• WHAT YOU HAVE TO DO
Write out the following lines with no changes.

Annotated element entries:

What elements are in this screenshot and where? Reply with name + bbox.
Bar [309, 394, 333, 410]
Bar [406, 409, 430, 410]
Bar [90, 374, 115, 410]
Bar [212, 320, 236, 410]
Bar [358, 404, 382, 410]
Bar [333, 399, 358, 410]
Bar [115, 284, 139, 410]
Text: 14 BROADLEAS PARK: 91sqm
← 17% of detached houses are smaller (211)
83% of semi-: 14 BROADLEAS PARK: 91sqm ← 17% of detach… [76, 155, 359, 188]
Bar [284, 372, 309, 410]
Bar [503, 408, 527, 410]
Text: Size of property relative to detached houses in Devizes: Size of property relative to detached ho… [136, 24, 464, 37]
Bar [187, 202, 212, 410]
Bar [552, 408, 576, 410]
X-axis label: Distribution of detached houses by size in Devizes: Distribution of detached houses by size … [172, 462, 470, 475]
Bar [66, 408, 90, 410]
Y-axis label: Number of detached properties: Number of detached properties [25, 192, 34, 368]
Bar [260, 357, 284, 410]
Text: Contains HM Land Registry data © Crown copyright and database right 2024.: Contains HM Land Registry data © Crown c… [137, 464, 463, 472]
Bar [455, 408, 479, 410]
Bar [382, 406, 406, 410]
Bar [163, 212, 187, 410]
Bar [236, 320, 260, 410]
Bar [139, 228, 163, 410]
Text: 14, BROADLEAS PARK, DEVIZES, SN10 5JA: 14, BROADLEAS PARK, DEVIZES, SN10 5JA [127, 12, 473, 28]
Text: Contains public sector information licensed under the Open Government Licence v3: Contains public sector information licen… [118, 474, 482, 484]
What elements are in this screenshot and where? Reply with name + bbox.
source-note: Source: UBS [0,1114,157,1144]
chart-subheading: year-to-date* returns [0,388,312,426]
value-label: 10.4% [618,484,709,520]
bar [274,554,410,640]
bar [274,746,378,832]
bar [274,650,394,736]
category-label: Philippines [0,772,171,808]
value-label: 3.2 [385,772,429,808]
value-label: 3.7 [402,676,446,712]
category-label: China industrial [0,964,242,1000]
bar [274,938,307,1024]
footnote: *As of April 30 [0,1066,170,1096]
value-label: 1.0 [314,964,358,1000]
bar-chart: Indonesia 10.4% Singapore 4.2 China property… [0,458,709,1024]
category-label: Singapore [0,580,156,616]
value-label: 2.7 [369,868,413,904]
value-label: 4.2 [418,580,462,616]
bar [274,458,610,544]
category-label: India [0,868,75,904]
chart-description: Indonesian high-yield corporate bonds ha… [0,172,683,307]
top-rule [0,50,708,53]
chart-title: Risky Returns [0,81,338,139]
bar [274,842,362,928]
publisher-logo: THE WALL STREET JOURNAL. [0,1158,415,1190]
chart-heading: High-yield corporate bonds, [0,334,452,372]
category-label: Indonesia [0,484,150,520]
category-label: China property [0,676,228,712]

• REPLY TO THE EXERCISE
What elements are in this screenshot and where? Reply with name + bbox.
Bar [309, 394, 333, 410]
Bar [406, 409, 430, 410]
Bar [90, 374, 115, 410]
Bar [212, 320, 236, 410]
Bar [358, 404, 382, 410]
Bar [333, 399, 358, 410]
Bar [115, 284, 139, 410]
Text: 14 BROADLEAS PARK: 91sqm
← 17% of detached houses are smaller (211)
83% of semi-: 14 BROADLEAS PARK: 91sqm ← 17% of detach… [76, 155, 359, 188]
Bar [284, 372, 309, 410]
Bar [503, 408, 527, 410]
Text: Size of property relative to detached houses in Devizes: Size of property relative to detached ho… [136, 24, 464, 37]
Bar [187, 202, 212, 410]
Bar [552, 408, 576, 410]
X-axis label: Distribution of detached houses by size in Devizes: Distribution of detached houses by size … [172, 462, 470, 475]
Bar [66, 408, 90, 410]
Y-axis label: Number of detached properties: Number of detached properties [25, 192, 34, 368]
Bar [260, 357, 284, 410]
Text: Contains HM Land Registry data © Crown copyright and database right 2024.: Contains HM Land Registry data © Crown c… [137, 464, 463, 472]
Bar [455, 408, 479, 410]
Bar [382, 406, 406, 410]
Bar [163, 212, 187, 410]
Bar [236, 320, 260, 410]
Bar [139, 228, 163, 410]
Text: 14, BROADLEAS PARK, DEVIZES, SN10 5JA: 14, BROADLEAS PARK, DEVIZES, SN10 5JA [127, 12, 473, 28]
Text: Contains public sector information licensed under the Open Government Licence v3: Contains public sector information licen… [118, 474, 482, 484]
What elements are in this screenshot and where? Reply with name + bbox.
source-note: Source: UBS [0,1114,157,1144]
chart-subheading: year-to-date* returns [0,388,312,426]
value-label: 10.4% [618,484,709,520]
bar [274,554,410,640]
bar [274,746,378,832]
bar [274,650,394,736]
category-label: Philippines [0,772,171,808]
value-label: 3.2 [385,772,429,808]
value-label: 3.7 [402,676,446,712]
category-label: China industrial [0,964,242,1000]
bar [274,938,307,1024]
footnote: *As of April 30 [0,1066,170,1096]
value-label: 1.0 [314,964,358,1000]
bar-chart: Indonesia 10.4% Singapore 4.2 China property… [0,458,709,1024]
category-label: Singapore [0,580,156,616]
value-label: 2.7 [369,868,413,904]
value-label: 4.2 [418,580,462,616]
bar [274,458,610,544]
category-label: India [0,868,75,904]
chart-description: Indonesian high-yield corporate bonds ha… [0,172,683,307]
top-rule [0,50,708,53]
chart-title: Risky Returns [0,81,338,139]
bar [274,842,362,928]
publisher-logo: THE WALL STREET JOURNAL. [0,1158,415,1190]
chart-heading: High-yield corporate bonds, [0,334,452,372]
category-label: Indonesia [0,484,150,520]
category-label: China property [0,676,228,712]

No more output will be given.